# DOCUMENT

# Another Project Finished



## Orlando (Apr 12, 2004)

I have had this sitting around and just got her finished today.
I sent her to Shuffs Parkerizing http://www.shuffsparkerizing.com/ for a repark and twisted on a SA 1952 New USGI Barrel. He also did a trigger job, and lapped the bolt.
I bought a Fancy Grade Boyds Stock and finished it.
Started with 80 grit to shape to size then 100. 150 ,200, 250, 400
I use two coats of Watco Danish Oil in medium walnut followed by two coats of Johnson Paste wax


----------



## pj4wd (Dec 9, 2009)

The finish job looks good. I've got an old M1 I'm doing, hope it looks that good when it,s done.


----------



## Orlando (Apr 12, 2004)

pj4wd said:


> The finish job looks good. I've got an old M1 I'm doing, hope it looks that good when it,s done.


If you have any questions let me know, glad to help


----------



## chris1162 (Mar 12, 2008)

the wood looks great! nice work


----------



## BassBlaster (Jun 8, 2006)

That looks great!! I was at Ohio Vally Outdoors yesterday and they have a Camp Perry 100 year anniversary model there. Its freakin sweet. I couldnt stop drooling on the case!! Wife says I'm not allowed to spend 2 grand on a gun though. They had a matching 1911 next to it but I doubt it was part of the package.


----------



## dakotaman (Oct 19, 2005)

Way sweet!!! Shoot it yet??


----------

# Element-and-box listings

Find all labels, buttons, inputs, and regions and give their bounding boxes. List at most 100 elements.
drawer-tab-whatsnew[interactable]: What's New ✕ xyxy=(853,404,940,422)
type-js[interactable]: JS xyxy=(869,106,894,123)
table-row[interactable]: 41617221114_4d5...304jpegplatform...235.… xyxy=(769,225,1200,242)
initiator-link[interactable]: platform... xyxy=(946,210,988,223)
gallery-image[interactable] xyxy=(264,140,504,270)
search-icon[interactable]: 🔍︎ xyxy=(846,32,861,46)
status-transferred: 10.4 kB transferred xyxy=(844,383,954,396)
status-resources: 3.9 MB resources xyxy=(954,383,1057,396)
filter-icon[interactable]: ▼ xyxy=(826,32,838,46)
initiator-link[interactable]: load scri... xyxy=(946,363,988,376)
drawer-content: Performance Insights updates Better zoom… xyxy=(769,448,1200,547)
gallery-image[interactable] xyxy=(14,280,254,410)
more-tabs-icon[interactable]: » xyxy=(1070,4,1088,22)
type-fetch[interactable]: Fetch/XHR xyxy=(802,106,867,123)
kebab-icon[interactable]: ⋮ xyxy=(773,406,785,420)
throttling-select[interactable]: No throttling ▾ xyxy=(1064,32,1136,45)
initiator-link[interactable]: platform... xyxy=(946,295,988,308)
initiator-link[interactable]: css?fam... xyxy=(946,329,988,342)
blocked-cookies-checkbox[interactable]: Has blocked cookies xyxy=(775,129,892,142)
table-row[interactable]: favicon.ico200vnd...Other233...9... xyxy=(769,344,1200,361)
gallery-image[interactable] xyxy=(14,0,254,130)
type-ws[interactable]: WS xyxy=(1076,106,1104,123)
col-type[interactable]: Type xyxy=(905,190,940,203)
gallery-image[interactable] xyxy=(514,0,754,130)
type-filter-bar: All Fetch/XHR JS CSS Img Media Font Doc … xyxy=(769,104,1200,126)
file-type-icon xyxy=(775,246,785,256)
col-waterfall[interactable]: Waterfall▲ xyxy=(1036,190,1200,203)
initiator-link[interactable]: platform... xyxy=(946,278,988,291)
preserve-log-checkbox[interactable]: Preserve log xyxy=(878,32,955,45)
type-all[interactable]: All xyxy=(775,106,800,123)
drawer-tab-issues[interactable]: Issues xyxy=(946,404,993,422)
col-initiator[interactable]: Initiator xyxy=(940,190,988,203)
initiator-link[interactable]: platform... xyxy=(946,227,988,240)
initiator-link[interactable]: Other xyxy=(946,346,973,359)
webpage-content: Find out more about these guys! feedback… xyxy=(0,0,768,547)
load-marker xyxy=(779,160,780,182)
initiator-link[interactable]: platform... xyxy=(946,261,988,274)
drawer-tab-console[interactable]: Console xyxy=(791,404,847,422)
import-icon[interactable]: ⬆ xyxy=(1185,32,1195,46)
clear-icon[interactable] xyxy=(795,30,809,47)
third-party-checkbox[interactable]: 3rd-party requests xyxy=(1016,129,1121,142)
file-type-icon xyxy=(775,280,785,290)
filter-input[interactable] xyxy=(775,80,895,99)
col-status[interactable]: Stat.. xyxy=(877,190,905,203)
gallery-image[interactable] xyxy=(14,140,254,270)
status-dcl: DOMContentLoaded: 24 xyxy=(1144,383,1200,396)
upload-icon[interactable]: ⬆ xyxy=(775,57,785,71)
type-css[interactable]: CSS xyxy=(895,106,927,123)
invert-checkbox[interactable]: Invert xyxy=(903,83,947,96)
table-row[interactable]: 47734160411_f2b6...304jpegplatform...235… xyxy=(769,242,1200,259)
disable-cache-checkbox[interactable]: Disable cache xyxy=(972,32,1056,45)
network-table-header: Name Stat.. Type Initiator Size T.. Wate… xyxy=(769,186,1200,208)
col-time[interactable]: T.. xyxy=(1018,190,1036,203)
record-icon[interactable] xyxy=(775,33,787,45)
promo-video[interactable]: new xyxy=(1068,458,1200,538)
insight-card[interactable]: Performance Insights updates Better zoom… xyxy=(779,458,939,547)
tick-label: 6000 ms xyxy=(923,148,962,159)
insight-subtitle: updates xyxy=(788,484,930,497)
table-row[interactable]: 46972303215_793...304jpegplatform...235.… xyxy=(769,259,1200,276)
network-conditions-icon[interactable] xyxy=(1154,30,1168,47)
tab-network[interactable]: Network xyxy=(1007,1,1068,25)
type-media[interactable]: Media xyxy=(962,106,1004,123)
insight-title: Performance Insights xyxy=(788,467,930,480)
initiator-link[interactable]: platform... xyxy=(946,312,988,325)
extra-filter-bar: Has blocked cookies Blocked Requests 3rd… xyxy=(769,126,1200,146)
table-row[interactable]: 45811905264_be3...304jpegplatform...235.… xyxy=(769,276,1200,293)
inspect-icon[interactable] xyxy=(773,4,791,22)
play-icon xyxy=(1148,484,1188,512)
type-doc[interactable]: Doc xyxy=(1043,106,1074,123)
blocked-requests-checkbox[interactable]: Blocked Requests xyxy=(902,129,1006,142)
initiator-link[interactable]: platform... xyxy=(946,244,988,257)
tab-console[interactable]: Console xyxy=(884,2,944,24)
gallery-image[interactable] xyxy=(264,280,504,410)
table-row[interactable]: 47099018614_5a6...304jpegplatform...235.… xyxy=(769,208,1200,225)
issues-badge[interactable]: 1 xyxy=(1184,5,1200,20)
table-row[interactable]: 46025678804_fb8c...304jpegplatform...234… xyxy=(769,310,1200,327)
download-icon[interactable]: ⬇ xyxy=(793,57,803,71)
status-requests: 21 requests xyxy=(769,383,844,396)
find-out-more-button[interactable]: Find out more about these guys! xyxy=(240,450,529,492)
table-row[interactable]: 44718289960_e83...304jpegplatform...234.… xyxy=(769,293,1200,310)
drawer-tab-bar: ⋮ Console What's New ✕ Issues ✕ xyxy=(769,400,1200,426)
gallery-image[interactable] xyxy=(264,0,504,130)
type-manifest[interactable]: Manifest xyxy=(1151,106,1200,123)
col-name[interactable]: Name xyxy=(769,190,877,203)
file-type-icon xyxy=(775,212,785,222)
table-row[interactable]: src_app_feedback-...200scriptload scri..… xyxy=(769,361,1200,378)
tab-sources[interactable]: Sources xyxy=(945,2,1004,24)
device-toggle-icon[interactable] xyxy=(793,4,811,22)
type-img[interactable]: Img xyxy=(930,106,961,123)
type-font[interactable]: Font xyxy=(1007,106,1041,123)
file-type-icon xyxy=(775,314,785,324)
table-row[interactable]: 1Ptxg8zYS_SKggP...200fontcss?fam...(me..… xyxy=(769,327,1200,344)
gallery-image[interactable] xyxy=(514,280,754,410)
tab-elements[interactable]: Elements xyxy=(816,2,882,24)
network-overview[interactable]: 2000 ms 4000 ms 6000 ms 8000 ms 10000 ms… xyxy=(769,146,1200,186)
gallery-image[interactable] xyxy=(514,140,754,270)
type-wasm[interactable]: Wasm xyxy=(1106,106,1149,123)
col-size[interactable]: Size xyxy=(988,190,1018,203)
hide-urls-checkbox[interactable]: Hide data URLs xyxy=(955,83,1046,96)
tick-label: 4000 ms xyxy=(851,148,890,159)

# REQUIREMENTS
• a. In the forum thread, what did Orlando apply after the two coats of Watco Danish Oil?
• b. Write out the part of the forum thread starting with "## BassBlaster (Jun" and going on through "(Oct 19, 2005)".

# PER-TASK ANSWERS
• a. Two coats of Johnson Paste wax.

• b.
## BassBlaster (Jun 8, 2006)

That looks great!! I was at Ohio Vally Outdoors yesterday and they have a Camp Perry 100 year anniversary model there. Its freakin sweet. I couldnt stop drooling on the case!! Wife says I'm not allowed to spend 2 grand on a gun though. They had a matching 1911 next to it but I doubt it was part of the package.


----------



## dakotaman (Oct 19, 2005)